• [Challenge]: Will you transcribe the entries that follow, exactly and in full?

——————————

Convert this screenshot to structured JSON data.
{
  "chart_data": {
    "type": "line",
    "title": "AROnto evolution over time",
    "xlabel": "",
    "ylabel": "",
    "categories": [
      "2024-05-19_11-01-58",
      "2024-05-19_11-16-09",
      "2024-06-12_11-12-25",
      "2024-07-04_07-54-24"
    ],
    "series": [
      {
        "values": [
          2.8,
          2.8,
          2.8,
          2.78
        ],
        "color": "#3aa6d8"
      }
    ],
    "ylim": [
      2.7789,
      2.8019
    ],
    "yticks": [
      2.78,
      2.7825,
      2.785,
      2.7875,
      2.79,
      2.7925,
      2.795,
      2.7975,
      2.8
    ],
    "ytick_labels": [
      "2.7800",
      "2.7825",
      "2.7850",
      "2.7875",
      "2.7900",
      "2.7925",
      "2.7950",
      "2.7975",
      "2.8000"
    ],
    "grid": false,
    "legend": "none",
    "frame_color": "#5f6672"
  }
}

——————————

• [Complete response]:
Convert this screenshot to structured JSON data.
{
  "chart_data": {
    "type": "line",
    "title": "AROnto evolution over time",
    "xlabel": "",
    "ylabel": "",
    "categories": [
      "2024-05-19_11-01-58",
      "2024-05-19_11-16-09",
      "2024-06-12_11-12-25",
      "2024-07-04_07-54-24"
    ],
    "series": [
      {
        "values": [
          2.8,
          2.8,
          2.8,
          2.78
        ],
        "color": "#3aa6d8"
      }
    ],
    "ylim": [
      2.7789,
      2.8019
    ],
    "yticks": [
      2.78,
      2.7825,
      2.785,
      2.7875,
      2.79,
      2.7925,
      2.795,
      2.7975,
      2.8
    ],
    "ytick_labels": [
      "2.7800",
      "2.7825",
      "2.7850",
      "2.7875",
      "2.7900",
      "2.7925",
      "2.7950",
      "2.7975",
      "2.8000"
    ],
    "grid": false,
    "legend": "none",
    "frame_color": "#5f6672"
  }
}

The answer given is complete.